**Selected passage**

The history of virtualisation is a long one.
By Ian Jansen van Rensburg
VMware itself started back in 1998, providing server virtualisation services. It was, in rudimentary terms, the capability of taking a software layer and making it take care of the complexity between the hardware and the software.
And that action is what we now call a hypervisor.
What resulted was consolidation ratios with virtual machines running on top, resulting in power and cooling savings. The technology continued to evolve, and further consolidation occurred at the hardware and software layer because of this software-defined approach. Soon, we saw other previous hardware-centric functions like networking and storage being virtualised. Which then gave rise to hyperconverged infrastructure (HCI).
HCI software defines or virtualizes all aspects of the environment extending to virtual machines, CPU, memory, compute, and networking, ultimately changing how many companies now put their environment together.

**Objective 1**
Answer these from the passage on the history of virtualization:
(a) In what year did VMware start?
(b) What do we now call the action of a software layer handling the complexity between hardware and software?
(c) What did the virtualization of networking and storage give rise to?
**Objective 2**
Pick up the passage on the history of virtualization after its final sentence and write the next part.
The material after this point isn't needed for any of the work here.

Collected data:

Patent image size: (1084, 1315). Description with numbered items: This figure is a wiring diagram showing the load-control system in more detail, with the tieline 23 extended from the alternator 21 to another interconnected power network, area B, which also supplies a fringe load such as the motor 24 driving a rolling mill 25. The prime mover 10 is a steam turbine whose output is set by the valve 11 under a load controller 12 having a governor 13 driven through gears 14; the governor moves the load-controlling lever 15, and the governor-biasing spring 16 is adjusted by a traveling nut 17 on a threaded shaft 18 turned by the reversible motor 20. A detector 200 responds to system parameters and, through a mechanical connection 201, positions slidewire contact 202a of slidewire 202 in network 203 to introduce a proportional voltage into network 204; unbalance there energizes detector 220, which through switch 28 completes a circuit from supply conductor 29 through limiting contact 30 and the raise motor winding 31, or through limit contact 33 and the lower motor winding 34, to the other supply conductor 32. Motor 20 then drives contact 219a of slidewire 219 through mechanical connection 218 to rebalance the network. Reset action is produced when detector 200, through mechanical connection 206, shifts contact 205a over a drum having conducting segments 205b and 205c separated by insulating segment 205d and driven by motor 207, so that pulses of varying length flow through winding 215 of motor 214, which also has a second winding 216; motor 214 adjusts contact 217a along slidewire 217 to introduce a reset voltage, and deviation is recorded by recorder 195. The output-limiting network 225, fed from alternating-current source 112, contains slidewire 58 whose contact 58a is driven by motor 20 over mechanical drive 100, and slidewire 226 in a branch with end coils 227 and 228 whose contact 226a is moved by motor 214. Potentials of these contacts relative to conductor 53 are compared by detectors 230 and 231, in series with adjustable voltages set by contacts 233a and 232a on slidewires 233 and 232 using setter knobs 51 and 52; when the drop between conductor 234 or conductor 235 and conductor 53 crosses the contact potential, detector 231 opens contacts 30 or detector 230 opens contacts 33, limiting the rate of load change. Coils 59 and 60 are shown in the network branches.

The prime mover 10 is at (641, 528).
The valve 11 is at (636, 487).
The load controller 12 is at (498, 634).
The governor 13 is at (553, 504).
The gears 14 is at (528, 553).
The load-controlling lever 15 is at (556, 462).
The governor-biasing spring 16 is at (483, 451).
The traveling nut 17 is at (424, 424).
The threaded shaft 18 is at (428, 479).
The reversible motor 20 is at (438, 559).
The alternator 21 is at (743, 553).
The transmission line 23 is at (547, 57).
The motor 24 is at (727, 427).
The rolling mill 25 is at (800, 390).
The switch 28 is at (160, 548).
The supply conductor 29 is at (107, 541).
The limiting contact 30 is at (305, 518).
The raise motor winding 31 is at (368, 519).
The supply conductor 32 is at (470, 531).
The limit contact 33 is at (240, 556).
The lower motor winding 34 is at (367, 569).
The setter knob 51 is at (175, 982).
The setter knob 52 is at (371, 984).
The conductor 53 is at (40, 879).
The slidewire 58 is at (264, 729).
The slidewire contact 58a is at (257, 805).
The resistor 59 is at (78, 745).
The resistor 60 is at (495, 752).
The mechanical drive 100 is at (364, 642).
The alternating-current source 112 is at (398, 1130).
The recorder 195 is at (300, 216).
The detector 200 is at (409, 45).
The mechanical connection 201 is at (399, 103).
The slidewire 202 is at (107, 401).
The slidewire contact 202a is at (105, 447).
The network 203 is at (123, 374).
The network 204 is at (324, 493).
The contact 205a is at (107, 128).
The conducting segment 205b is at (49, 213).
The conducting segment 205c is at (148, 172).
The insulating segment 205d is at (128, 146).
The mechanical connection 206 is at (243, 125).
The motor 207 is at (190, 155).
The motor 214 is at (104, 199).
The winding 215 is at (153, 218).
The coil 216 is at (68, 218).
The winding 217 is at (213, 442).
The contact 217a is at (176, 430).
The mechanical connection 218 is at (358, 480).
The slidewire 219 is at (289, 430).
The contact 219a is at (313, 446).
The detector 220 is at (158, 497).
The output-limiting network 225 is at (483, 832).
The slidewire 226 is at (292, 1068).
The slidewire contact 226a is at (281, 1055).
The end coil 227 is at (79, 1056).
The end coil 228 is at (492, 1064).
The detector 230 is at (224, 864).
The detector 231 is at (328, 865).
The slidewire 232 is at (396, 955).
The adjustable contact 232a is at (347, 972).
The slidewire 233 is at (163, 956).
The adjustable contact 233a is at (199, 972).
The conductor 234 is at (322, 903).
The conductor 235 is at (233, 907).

**Exercise response 1**
(a) 1998
(b) A hypervisor
(c) Hyperconverged infrastructure (HCI)

**Exercise response 2**
This concept of web-scale (or HCI) computing was revolutionised by the big cloud players who saw the opportunity in infrastructure-as-a-service and ultimately x-as-a-service.
Today it is standard for companies to want a virtual operating system for the entire data centre. For example, the concept of SAN storage connected to a storage area network is now all but archaic. Where we are, today instead is living in a world of infrastructure as code.
Infrastructure as code is the next step in this evolution. Where infrastructure, like apps, can be developed in the data centre itself. This concept allows businesses to benefit from more than just power, cooling, and space savings. It is a critical component of the software-defined and digitally transformative future that companies are all working towards.
This links directly into the future as defined by the fourth industrial revolution. Software-defined technology feeds digital innovation and puts it at the centre of everything we do.
If you are using your connected phone, watch, or car, we are essentially all connected and communicating through software. The hardware is irrelevant, and the experience is what matters. That could be calling on Zoom or Teams, messaging in WhatsApp, which is part of the “sharing experience”.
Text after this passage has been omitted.